Dataset items
○ ○ ○
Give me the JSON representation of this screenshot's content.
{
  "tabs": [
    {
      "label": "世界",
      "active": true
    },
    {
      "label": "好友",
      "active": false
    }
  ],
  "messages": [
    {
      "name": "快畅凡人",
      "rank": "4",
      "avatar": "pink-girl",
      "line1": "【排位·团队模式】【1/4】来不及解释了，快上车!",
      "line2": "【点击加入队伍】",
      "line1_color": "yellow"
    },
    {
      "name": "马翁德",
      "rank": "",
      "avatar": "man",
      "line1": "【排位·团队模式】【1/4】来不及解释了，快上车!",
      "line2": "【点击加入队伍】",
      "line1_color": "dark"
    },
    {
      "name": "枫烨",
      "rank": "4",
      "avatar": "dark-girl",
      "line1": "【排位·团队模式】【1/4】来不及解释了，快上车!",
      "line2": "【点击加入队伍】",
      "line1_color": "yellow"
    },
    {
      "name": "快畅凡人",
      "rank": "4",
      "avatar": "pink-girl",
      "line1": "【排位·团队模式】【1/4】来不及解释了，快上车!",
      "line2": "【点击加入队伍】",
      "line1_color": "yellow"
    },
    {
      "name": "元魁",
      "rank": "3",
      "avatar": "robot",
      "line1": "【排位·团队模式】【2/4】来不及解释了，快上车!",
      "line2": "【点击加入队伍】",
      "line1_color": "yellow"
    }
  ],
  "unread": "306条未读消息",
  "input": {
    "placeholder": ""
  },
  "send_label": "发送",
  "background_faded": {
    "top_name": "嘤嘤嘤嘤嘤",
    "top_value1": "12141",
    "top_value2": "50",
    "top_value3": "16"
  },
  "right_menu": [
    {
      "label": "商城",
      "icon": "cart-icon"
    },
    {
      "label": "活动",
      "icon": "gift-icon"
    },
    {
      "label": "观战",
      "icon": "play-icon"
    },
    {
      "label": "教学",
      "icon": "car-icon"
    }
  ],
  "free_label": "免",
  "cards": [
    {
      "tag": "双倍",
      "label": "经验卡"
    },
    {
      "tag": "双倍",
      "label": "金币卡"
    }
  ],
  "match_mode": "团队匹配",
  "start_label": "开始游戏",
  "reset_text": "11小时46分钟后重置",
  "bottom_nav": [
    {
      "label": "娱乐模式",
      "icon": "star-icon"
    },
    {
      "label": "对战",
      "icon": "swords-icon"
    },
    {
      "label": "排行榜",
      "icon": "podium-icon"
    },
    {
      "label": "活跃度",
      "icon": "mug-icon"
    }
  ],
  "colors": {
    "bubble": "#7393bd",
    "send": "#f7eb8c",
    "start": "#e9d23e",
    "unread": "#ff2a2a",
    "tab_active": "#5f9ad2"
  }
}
○ ○ ○
▸ **EXERCISE INSTRUCTIONS**
Transcribe all of the lines in the records precisely.

▸ **EXERCISE ANSWER**
Give me the JSON representation of this screenshot's content.
{
  "tabs": [
    {
      "label": "世界",
      "active": true
    },
    {
      "label": "好友",
      "active": false
    }
  ],
  "messages": [
    {
      "name": "快畅凡人",
      "rank": "4",
      "avatar": "pink-girl",
      "line1": "【排位·团队模式】【1/4】来不及解释了，快上车!",
      "line2": "【点击加入队伍】",
      "line1_color": "yellow"
    },
    {
      "name": "马翁德",
      "rank": "",
      "avatar": "man",
      "line1": "【排位·团队模式】【1/4】来不及解释了，快上车!",
      "line2": "【点击加入队伍】",
      "line1_color": "dark"
    },
    {
      "name": "枫烨",
      "rank": "4",
      "avatar": "dark-girl",
      "line1": "【排位·团队模式】【1/4】来不及解释了，快上车!",
      "line2": "【点击加入队伍】",
      "line1_color": "yellow"
    },
    {
      "name": "快畅凡人",
      "rank": "4",
      "avatar": "pink-girl",
      "line1": "【排位·团队模式】【1/4】来不及解释了，快上车!",
      "line2": "【点击加入队伍】",
      "line1_color": "yellow"
    },
    {
      "name": "元魁",
      "rank": "3",
      "avatar": "robot",
      "line1": "【排位·团队模式】【2/4】来不及解释了，快上车!",
      "line2": "【点击加入队伍】",
      "line1_color": "yellow"
    }
  ],
  "unread": "306条未读消息",
  "input": {
    "placeholder": ""
  },
  "send_label": "发送",
  "background_faded": {
    "top_name": "嘤嘤嘤嘤嘤",
    "top_value1": "12141",
    "top_value2": "50",
    "top_value3": "16"
  },
  "right_menu": [
    {
      "label": "商城",
      "icon": "cart-icon"
    },
    {
      "label": "活动",
      "icon": "gift-icon"
    },
    {
      "label": "观战",
      "icon": "play-icon"
    },
    {
      "label": "教学",
      "icon": "car-icon"
    }
  ],
  "free_label": "免",
  "cards": [
    {
      "tag": "双倍",
      "label": "经验卡"
    },
    {
      "tag": "双倍",
      "label": "金币卡"
    }
  ],
  "match_mode": "团队匹配",
  "start_label": "开始游戏",
  "reset_text": "11小时46分钟后重置",
  "bottom_nav": [
    {
      "label": "娱乐模式",
      "icon": "star-icon"
    },
    {
      "label": "对战",
      "icon": "swords-icon"
    },
    {
      "label": "排行榜",
      "icon": "podium-icon"
    },
    {
      "label": "活跃度",
      "icon": "mug-icon"
    }
  ],
  "colors": {
    "bubble": "#7393bd",
    "send": "#f7eb8c",
    "start": "#e9d23e",
    "unread": "#ff2a2a",
    "tab_active": "#5f9ad2"
  }
}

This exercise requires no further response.